==== INPUT

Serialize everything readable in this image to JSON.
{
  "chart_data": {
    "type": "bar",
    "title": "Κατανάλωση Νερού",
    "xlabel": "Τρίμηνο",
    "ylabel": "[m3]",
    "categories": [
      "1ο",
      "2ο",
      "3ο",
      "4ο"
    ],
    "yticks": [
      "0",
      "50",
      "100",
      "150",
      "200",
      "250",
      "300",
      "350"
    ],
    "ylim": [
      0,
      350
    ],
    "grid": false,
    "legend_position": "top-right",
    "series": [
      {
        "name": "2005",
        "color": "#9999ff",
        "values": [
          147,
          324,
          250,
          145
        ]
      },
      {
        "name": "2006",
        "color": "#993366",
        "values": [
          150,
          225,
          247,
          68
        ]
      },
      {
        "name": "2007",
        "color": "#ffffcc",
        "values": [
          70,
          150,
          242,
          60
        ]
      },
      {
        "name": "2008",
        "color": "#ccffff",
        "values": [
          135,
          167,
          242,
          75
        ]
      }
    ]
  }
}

========

▶ [REQUEST]
The word "color" appears in how many lines of the data? Answer with only the number.

▶ [ANSWER TO THIS EXERCISE]
4